Say how many lines include the word "screenshot". Reply with nothing but the number.

__Figure collection entries__.
**********
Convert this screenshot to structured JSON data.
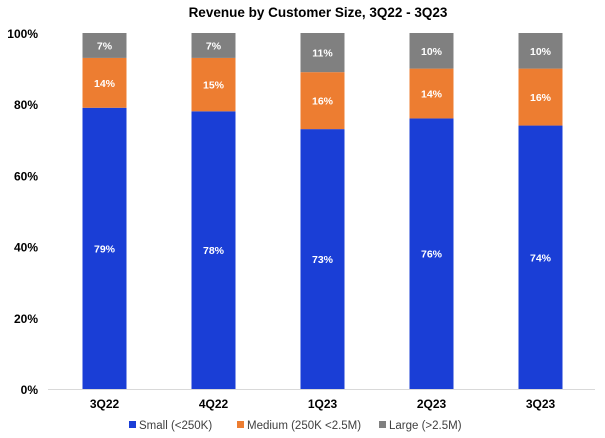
{
  "chart_data": {
    "type": "bar",
    "stacked": true,
    "title": "Revenue by Customer Size, 3Q22 - 3Q23",
    "xlabel": "",
    "ylabel": "",
    "ylim": [
      0,
      100
    ],
    "yticks": [
      "0%",
      "20%",
      "40%",
      "60%",
      "80%",
      "100%"
    ],
    "categories": [
      "3Q22",
      "4Q22",
      "1Q23",
      "2Q23",
      "3Q23"
    ],
    "series": [
      {
        "name": "Small (<250K)",
        "color": "#1a3ed6",
        "values": [
          79,
          78,
          73,
          76,
          74
        ]
      },
      {
        "name": "Medium (250K <2.5M)",
        "color": "#ed7d31",
        "values": [
          14,
          15,
          16,
          14,
          16
        ]
      },
      {
        "name": "Large (>2.5M)",
        "color": "#808080",
        "values": [
          7,
          7,
          11,
          10,
          10
        ]
      }
    ],
    "legend_position": "bottom",
    "grid": false
  }
}
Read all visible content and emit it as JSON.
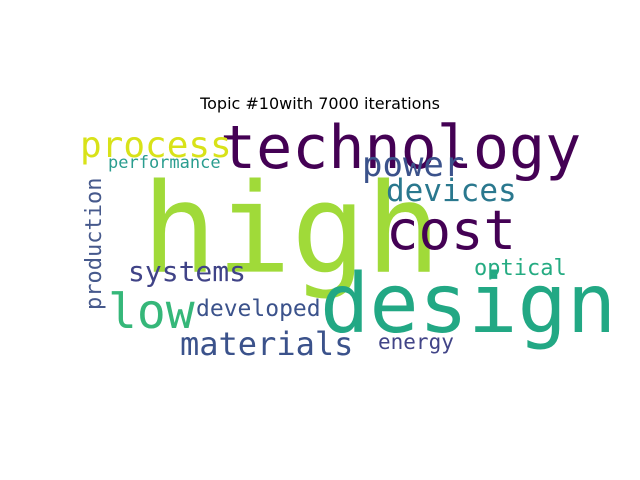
{
  "chart_data": {
    "type": "wordcloud",
    "title": "Topic #10with 7000 iterations",
    "words": [
      {
        "text": "high",
        "color": "#a0da39"
      },
      {
        "text": "design",
        "color": "#22a884"
      },
      {
        "text": "technology",
        "color": "#440154"
      },
      {
        "text": "cost",
        "color": "#440154"
      },
      {
        "text": "low",
        "color": "#35b779"
      },
      {
        "text": "process",
        "color": "#d8e219"
      },
      {
        "text": "power",
        "color": "#3b528b"
      },
      {
        "text": "devices",
        "color": "#2a788e"
      },
      {
        "text": "materials",
        "color": "#3b528b"
      },
      {
        "text": "systems",
        "color": "#404387"
      },
      {
        "text": "developed",
        "color": "#3b528b"
      },
      {
        "text": "production",
        "color": "#46598c"
      },
      {
        "text": "optical",
        "color": "#25ab82"
      },
      {
        "text": "energy",
        "color": "#414487"
      },
      {
        "text": "performance",
        "color": "#2a9d8f"
      }
    ]
  }
}
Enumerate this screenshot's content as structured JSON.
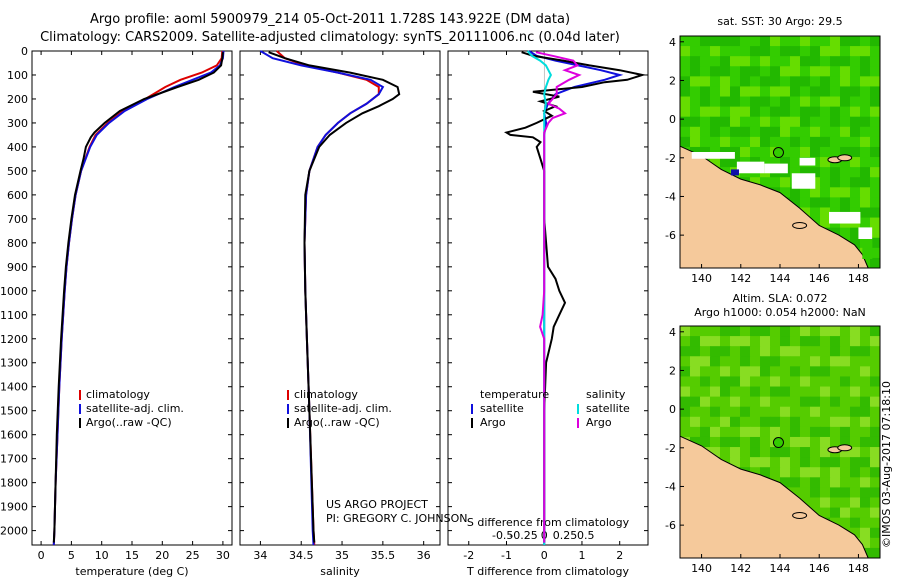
{
  "title_line1": "Argo profile: aoml 5900979_214 05-Oct-2011 1.728S 143.922E (DM data)",
  "title_line2": "Climatology: CARS2009. Satellite-adjusted climatology: synTS_20111006.nc (0.04d later)",
  "note_line1": "US ARGO PROJECT",
  "note_line2": "PI: GREGORY C. JOHNSON",
  "stamp": "©IMOS 03-Aug-2017 07:18:10",
  "colors": {
    "climatology": "#dd0000",
    "satellite": "#1010dd",
    "argo": "#000000",
    "salinity_sat": "#00dddd",
    "salinity_argo": "#dd00dd",
    "land": "#f5c99b",
    "ocean_green": "#33cc00"
  },
  "chart_data": [
    {
      "id": "temperature",
      "type": "line",
      "xlabel": "temperature (deg C)",
      "ylabel": "",
      "xlim": [
        -1.5,
        31.5
      ],
      "ylim": [
        2060,
        0
      ],
      "xticks": [
        0,
        5,
        10,
        15,
        20,
        25,
        30
      ],
      "xtick_labels": [
        "0",
        "5",
        "10",
        "15",
        "20",
        "25",
        "30"
      ],
      "yticks": [
        0,
        100,
        200,
        300,
        400,
        500,
        600,
        700,
        800,
        900,
        1000,
        1100,
        1200,
        1300,
        1400,
        1500,
        1600,
        1700,
        1800,
        1900,
        2000
      ],
      "legend": [
        "climatology",
        "satellite-adj. clim.",
        "Argo(..raw -QC)"
      ],
      "series": [
        {
          "name": "climatology",
          "color_key": "climatology",
          "depth": [
            0,
            30,
            60,
            90,
            120,
            150,
            200,
            250,
            300,
            350,
            400,
            500,
            600,
            700,
            800,
            900,
            1000,
            1200,
            1400,
            1600,
            1800,
            2000,
            2060
          ],
          "values": [
            29.9,
            29.8,
            29.0,
            26.5,
            23.0,
            20.5,
            17.2,
            13.5,
            11.0,
            9.0,
            8.0,
            6.6,
            5.7,
            5.1,
            4.6,
            4.2,
            3.9,
            3.4,
            3.0,
            2.7,
            2.4,
            2.2,
            2.1
          ]
        },
        {
          "name": "satellite-adj. clim.",
          "color_key": "satellite",
          "depth": [
            0,
            30,
            60,
            90,
            120,
            150,
            200,
            250,
            300,
            350,
            400,
            500,
            600,
            700,
            800,
            900,
            1000,
            1200,
            1400,
            1600,
            1800,
            2000,
            2060
          ],
          "values": [
            30.1,
            30.0,
            29.5,
            28.0,
            25.0,
            22.0,
            17.5,
            13.8,
            11.2,
            9.2,
            8.1,
            6.6,
            5.7,
            5.1,
            4.6,
            4.2,
            3.9,
            3.4,
            3.0,
            2.7,
            2.4,
            2.2,
            2.1
          ]
        },
        {
          "name": "Argo(..raw -QC)",
          "color_key": "argo",
          "depth": [
            5,
            30,
            60,
            90,
            120,
            150,
            200,
            250,
            300,
            340,
            360,
            400,
            450,
            500,
            600,
            700,
            800,
            900,
            1000,
            1200,
            1400,
            1600,
            1800,
            2000,
            2050
          ],
          "values": [
            30.0,
            29.9,
            29.7,
            28.5,
            26.0,
            22.5,
            17.0,
            13.0,
            10.5,
            8.8,
            8.2,
            7.4,
            7.0,
            6.5,
            5.6,
            5.0,
            4.5,
            4.1,
            3.8,
            3.3,
            2.9,
            2.6,
            2.4,
            2.2,
            2.1
          ]
        }
      ]
    },
    {
      "id": "salinity",
      "type": "line",
      "xlabel": "salinity",
      "xlim": [
        33.75,
        36.2
      ],
      "ylim": [
        2060,
        0
      ],
      "xticks": [
        34,
        34.5,
        35,
        35.5,
        36
      ],
      "xtick_labels": [
        "34",
        "34.5",
        "35",
        "35.5",
        "36"
      ],
      "legend": [
        "climatology",
        "satellite-adj. clim.",
        "Argo(..raw -QC)"
      ],
      "series": [
        {
          "name": "climatology",
          "color_key": "climatology",
          "depth": [
            0,
            30,
            60,
            90,
            120,
            150,
            180,
            220,
            260,
            300,
            350,
            400,
            500,
            600,
            800,
            1000,
            1200,
            1500,
            2000,
            2060
          ],
          "values": [
            34.2,
            34.3,
            34.55,
            34.95,
            35.3,
            35.45,
            35.45,
            35.3,
            35.1,
            34.95,
            34.8,
            34.7,
            34.6,
            34.56,
            34.54,
            34.55,
            34.57,
            34.6,
            34.65,
            34.66
          ]
        },
        {
          "name": "satellite-adj. clim.",
          "color_key": "satellite",
          "depth": [
            0,
            30,
            60,
            90,
            120,
            150,
            180,
            220,
            260,
            300,
            350,
            400,
            500,
            600,
            800,
            1000,
            1200,
            1500,
            2000,
            2060
          ],
          "values": [
            34.0,
            34.15,
            34.5,
            34.95,
            35.35,
            35.5,
            35.45,
            35.3,
            35.1,
            34.95,
            34.8,
            34.7,
            34.6,
            34.56,
            34.54,
            34.55,
            34.57,
            34.6,
            34.64,
            34.65
          ]
        },
        {
          "name": "Argo(..raw -QC)",
          "color_key": "argo",
          "depth": [
            5,
            30,
            60,
            90,
            120,
            150,
            180,
            200,
            230,
            260,
            300,
            350,
            400,
            500,
            600,
            800,
            1000,
            1200,
            1500,
            2000,
            2050
          ],
          "values": [
            34.1,
            34.3,
            34.6,
            35.1,
            35.5,
            35.68,
            35.7,
            35.62,
            35.45,
            35.25,
            35.05,
            34.85,
            34.72,
            34.6,
            34.55,
            34.54,
            34.55,
            34.57,
            34.6,
            34.65,
            34.66
          ]
        }
      ]
    },
    {
      "id": "difference",
      "type": "line",
      "xlabel": "T difference from climatology",
      "top_axis_label": "S difference from climatology",
      "xlim": [
        -2.55,
        2.75
      ],
      "ylim": [
        2060,
        0
      ],
      "xticks": [
        -2,
        -1,
        0,
        1,
        2
      ],
      "xtick_labels": [
        "-2",
        "-1",
        "0",
        "1",
        "2"
      ],
      "sticks": [
        -0.5,
        -0.25,
        0,
        0.25,
        0.5
      ],
      "stick_labels": [
        "-0.5",
        "-0.25",
        "0",
        "0.25",
        "0.5"
      ],
      "legend_temperature": "temperature",
      "legend_salinity": "salinity",
      "legend_satellite": "satellite",
      "legend_argo": "Argo",
      "series": [
        {
          "name": "satellite",
          "group": "temperature",
          "color_key": "satellite",
          "depth": [
            0,
            20,
            40,
            60,
            80,
            100,
            120,
            150,
            180,
            220,
            260,
            300,
            350,
            400,
            500,
            600,
            800,
            1000,
            1200,
            1500,
            2000,
            2060
          ],
          "values": [
            -0.4,
            -0.2,
            0.3,
            0.9,
            1.5,
            2.0,
            1.6,
            0.8,
            0.3,
            0.1,
            0.0,
            0.05,
            0.0,
            0.0,
            0.0,
            0.0,
            0.0,
            0.0,
            0.0,
            0.0,
            0.0,
            0.0
          ]
        },
        {
          "name": "Argo",
          "group": "temperature",
          "color_key": "argo",
          "depth": [
            5,
            20,
            40,
            60,
            80,
            100,
            120,
            130,
            150,
            170,
            190,
            210,
            230,
            250,
            270,
            300,
            320,
            340,
            350,
            360,
            380,
            400,
            450,
            500,
            600,
            700,
            800,
            900,
            950,
            1000,
            1050,
            1100,
            1150,
            1200,
            1300,
            1500,
            1800,
            2000,
            2050
          ],
          "values": [
            -0.6,
            -0.3,
            0.5,
            1.2,
            2.0,
            2.6,
            2.2,
            1.6,
            1.0,
            -0.3,
            0.4,
            -0.1,
            0.3,
            0.0,
            0.2,
            -0.2,
            -0.5,
            -1.0,
            -0.9,
            -0.3,
            -0.1,
            -0.2,
            -0.1,
            0.0,
            0.0,
            0.0,
            0.05,
            0.1,
            0.3,
            0.4,
            0.55,
            0.4,
            0.25,
            0.2,
            0.05,
            0.0,
            0.0,
            0.0,
            0.0
          ]
        },
        {
          "name": "satellite",
          "group": "salinity",
          "color_key": "salinity_sat",
          "depth": [
            0,
            20,
            40,
            60,
            80,
            100,
            120,
            150,
            180,
            220,
            260,
            300,
            400,
            500,
            800,
            1000,
            1500,
            2000,
            2060
          ],
          "values": [
            -0.2,
            -0.15,
            -0.05,
            0.02,
            0.05,
            0.08,
            0.05,
            0.02,
            0.0,
            0.02,
            0.0,
            0.0,
            0.0,
            0.0,
            0.0,
            0.0,
            0.0,
            0.0,
            0.0
          ]
        },
        {
          "name": "Argo",
          "group": "salinity",
          "color_key": "salinity_argo",
          "depth": [
            5,
            20,
            40,
            60,
            80,
            100,
            120,
            150,
            180,
            200,
            220,
            240,
            260,
            280,
            300,
            340,
            400,
            500,
            600,
            800,
            1000,
            1100,
            1150,
            1200,
            1500,
            2000,
            2050
          ],
          "values": [
            -0.1,
            0.1,
            0.35,
            0.4,
            0.25,
            0.42,
            0.3,
            0.15,
            0.15,
            0.1,
            0.05,
            0.18,
            0.25,
            0.1,
            0.05,
            0.0,
            0.0,
            0.0,
            0.0,
            0.0,
            0.0,
            -0.02,
            -0.05,
            0.0,
            0.0,
            0.0,
            0.0
          ]
        }
      ]
    }
  ],
  "maps": [
    {
      "id": "sst",
      "title": "sat. SST: 30 Argo: 29.5",
      "xticks": [
        "140",
        "142",
        "144",
        "146",
        "148"
      ],
      "yticks": [
        "4",
        "2",
        "0",
        "-2",
        "-4",
        "-6"
      ],
      "xlim": [
        138.9,
        149.1
      ],
      "ylim": [
        -7.7,
        4.3
      ],
      "marker": {
        "lon": 143.922,
        "lat": -1.728
      }
    },
    {
      "id": "sla",
      "title": "Altim. SLA: 0.072",
      "subtitle": "Argo h1000: 0.054 h2000: NaN",
      "xticks": [
        "140",
        "142",
        "144",
        "146",
        "148"
      ],
      "yticks": [
        "4",
        "2",
        "0",
        "-2",
        "-4",
        "-6"
      ],
      "xlim": [
        138.9,
        149.1
      ],
      "ylim": [
        -7.7,
        4.3
      ],
      "marker": {
        "lon": 143.922,
        "lat": -1.728
      }
    }
  ]
}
**********
__Problem solution__. 2